-- Records for this exercise --
*-*-*

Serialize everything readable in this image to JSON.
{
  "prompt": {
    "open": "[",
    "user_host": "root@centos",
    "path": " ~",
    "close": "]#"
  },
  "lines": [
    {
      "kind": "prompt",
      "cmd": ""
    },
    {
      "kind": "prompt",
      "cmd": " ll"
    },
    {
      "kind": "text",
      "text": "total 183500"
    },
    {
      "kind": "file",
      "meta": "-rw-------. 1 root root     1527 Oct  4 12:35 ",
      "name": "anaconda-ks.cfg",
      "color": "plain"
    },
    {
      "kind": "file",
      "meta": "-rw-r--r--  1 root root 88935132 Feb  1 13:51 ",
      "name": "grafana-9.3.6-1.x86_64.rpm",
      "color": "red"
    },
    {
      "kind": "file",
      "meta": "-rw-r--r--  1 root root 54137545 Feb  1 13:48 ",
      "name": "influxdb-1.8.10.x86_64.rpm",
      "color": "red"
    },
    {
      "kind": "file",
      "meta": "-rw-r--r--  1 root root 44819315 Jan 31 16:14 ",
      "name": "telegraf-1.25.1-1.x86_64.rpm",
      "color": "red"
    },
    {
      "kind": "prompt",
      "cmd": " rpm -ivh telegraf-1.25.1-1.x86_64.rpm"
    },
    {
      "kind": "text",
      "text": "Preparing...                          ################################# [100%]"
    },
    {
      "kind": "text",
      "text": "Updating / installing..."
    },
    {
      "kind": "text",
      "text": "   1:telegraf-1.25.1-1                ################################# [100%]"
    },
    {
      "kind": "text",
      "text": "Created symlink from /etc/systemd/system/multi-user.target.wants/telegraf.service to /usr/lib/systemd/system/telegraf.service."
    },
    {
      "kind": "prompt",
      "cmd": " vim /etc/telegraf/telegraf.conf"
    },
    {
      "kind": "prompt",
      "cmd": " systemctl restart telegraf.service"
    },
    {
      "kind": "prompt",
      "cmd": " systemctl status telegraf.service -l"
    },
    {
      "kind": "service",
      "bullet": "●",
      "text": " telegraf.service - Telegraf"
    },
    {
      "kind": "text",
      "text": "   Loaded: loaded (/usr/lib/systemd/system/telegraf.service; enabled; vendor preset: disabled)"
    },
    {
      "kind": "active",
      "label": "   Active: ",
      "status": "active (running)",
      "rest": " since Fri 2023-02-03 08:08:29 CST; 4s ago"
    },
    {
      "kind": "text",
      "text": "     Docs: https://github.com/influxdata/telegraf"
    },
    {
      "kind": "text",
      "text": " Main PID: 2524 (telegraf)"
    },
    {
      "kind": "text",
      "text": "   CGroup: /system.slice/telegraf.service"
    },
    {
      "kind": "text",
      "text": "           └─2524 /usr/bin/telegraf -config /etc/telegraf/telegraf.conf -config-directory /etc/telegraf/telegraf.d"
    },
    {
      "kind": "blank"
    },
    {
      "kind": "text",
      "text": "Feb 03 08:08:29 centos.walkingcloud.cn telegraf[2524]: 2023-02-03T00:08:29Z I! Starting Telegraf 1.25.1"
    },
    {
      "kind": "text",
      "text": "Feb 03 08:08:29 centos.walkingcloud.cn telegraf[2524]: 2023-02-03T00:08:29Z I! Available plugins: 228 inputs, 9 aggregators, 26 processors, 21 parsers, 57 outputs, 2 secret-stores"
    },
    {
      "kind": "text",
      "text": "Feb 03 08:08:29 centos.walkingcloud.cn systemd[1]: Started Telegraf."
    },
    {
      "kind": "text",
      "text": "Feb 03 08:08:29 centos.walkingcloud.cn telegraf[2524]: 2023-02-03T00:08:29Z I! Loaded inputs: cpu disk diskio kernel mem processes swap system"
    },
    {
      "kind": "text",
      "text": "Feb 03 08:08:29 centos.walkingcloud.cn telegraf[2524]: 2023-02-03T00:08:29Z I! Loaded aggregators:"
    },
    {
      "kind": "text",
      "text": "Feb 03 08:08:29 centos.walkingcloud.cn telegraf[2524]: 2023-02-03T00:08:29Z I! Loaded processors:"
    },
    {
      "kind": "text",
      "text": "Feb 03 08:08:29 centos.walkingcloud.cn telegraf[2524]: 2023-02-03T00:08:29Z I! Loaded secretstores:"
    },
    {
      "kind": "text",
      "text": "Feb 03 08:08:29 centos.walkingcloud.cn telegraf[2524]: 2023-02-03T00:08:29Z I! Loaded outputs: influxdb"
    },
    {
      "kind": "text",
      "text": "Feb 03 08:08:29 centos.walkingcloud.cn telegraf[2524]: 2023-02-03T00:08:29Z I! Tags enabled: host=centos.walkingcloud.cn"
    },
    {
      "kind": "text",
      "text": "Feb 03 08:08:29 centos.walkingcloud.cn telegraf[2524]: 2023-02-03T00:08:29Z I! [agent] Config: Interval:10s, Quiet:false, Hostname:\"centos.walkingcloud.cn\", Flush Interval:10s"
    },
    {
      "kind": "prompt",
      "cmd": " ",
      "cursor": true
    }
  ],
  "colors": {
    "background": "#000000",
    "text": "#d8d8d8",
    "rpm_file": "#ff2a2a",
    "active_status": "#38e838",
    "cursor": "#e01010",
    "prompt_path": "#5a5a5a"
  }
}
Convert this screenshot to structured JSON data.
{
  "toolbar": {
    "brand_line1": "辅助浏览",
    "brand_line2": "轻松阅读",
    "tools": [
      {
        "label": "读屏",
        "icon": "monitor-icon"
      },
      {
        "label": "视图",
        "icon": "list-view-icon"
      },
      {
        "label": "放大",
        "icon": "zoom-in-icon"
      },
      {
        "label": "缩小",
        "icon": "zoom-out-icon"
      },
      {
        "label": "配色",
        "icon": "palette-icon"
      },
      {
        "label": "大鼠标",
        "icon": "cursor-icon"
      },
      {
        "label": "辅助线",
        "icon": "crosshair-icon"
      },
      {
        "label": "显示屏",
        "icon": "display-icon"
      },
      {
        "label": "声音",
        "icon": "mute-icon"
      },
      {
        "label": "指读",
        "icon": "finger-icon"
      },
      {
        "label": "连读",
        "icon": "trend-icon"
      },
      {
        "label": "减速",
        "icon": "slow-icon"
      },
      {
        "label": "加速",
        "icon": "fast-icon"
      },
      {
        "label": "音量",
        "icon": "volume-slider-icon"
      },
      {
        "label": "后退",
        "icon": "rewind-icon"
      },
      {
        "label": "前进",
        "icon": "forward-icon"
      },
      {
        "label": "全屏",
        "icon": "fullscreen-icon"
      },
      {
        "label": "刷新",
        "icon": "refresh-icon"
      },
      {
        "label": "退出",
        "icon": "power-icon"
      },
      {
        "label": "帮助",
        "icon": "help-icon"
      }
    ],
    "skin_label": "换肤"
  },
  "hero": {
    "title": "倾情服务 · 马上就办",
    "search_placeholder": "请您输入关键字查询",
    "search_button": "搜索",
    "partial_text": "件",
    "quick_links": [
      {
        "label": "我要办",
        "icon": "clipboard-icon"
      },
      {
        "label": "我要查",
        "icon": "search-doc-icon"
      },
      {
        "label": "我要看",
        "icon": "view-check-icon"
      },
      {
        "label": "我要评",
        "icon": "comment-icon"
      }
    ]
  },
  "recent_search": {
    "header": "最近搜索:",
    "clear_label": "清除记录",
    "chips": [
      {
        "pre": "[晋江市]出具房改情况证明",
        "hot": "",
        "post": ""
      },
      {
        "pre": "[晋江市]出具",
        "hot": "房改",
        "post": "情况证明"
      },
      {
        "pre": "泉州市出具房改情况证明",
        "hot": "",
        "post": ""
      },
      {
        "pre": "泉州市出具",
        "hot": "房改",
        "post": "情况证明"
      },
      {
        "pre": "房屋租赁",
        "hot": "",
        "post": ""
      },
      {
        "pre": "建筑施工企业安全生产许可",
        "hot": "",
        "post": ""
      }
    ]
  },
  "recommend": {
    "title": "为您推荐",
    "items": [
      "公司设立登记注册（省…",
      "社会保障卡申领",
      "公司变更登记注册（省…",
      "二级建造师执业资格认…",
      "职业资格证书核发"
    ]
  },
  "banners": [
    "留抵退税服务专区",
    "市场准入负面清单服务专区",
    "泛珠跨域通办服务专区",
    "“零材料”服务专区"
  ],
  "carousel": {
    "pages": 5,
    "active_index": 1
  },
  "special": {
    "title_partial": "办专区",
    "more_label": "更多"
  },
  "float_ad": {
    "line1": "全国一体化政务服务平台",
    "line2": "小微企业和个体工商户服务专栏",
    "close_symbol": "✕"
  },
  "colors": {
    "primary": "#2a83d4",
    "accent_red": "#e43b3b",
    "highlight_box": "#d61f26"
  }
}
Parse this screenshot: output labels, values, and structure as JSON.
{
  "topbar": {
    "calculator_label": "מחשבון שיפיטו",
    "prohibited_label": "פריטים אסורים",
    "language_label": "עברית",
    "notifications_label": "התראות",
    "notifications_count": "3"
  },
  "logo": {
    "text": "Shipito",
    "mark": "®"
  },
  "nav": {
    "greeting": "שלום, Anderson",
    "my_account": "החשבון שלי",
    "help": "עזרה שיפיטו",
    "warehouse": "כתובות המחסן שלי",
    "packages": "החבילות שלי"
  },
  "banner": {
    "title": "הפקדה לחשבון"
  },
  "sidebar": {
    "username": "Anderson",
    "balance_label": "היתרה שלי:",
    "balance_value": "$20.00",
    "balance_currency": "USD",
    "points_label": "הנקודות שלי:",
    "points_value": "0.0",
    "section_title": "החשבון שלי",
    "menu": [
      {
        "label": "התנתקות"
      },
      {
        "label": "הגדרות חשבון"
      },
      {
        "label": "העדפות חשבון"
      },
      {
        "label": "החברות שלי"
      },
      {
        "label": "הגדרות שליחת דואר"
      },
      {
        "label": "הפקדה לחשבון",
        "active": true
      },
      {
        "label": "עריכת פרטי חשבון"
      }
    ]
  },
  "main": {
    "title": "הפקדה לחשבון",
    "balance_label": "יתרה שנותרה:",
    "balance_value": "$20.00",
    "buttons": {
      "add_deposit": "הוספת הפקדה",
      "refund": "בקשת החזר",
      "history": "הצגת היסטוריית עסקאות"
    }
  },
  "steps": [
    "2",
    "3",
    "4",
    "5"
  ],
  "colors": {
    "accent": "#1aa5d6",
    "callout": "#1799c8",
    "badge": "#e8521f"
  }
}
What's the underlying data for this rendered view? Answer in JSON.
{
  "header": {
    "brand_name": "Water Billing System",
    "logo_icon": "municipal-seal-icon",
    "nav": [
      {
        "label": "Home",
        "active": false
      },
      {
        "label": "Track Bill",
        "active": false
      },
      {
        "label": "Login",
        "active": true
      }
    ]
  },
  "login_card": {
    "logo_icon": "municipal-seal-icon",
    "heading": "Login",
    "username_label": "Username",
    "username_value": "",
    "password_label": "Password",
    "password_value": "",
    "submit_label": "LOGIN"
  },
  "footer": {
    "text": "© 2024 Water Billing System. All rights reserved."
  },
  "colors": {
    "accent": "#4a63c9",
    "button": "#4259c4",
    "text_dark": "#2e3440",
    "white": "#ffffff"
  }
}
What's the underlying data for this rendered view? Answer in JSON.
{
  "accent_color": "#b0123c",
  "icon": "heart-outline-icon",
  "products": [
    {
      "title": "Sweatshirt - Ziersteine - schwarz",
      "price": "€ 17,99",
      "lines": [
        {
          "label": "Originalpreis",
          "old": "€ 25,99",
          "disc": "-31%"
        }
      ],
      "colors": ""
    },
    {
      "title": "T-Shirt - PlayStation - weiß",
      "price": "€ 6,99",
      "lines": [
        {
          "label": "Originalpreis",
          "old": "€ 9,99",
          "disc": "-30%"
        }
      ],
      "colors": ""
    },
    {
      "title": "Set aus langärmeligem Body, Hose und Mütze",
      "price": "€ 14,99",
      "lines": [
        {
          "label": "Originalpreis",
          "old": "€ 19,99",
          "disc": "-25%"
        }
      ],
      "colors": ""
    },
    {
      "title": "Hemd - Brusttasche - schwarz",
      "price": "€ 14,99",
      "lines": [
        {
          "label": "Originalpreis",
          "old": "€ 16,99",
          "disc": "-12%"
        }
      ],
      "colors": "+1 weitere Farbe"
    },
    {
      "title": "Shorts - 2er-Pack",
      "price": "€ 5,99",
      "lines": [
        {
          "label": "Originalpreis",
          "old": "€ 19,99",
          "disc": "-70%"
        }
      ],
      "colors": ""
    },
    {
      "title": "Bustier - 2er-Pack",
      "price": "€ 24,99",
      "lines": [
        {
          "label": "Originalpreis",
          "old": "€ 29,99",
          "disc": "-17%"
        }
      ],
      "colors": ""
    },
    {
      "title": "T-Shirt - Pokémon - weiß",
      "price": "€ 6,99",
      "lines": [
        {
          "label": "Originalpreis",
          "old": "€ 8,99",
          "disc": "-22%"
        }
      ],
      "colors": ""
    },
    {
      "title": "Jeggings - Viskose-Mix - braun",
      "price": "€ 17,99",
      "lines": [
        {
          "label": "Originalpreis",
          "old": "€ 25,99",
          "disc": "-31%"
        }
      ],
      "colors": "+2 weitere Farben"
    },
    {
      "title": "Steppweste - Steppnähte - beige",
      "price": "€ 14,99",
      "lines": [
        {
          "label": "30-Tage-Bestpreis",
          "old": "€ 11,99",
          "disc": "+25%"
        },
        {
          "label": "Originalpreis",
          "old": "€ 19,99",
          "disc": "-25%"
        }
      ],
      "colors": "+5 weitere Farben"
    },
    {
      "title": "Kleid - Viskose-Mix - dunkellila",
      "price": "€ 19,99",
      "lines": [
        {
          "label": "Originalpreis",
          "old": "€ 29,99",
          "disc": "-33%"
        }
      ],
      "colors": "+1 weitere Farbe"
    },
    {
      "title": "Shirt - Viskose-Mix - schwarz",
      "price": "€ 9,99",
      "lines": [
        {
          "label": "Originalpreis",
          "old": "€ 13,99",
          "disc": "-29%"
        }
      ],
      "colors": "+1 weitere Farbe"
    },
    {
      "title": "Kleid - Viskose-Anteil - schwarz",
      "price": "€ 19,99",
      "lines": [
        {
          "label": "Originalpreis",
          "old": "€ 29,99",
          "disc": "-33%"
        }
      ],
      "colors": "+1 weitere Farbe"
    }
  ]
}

*-*-*

-- What you need to do --
Pull every line containing the word "הפקדה" out of the material and copy it.

-- The solution --
    "title": "הפקדה לחשבון"
        "label": "הפקדה לחשבון",
    "title": "הפקדה לחשבון",
      "add_deposit": "הוספת הפקדה",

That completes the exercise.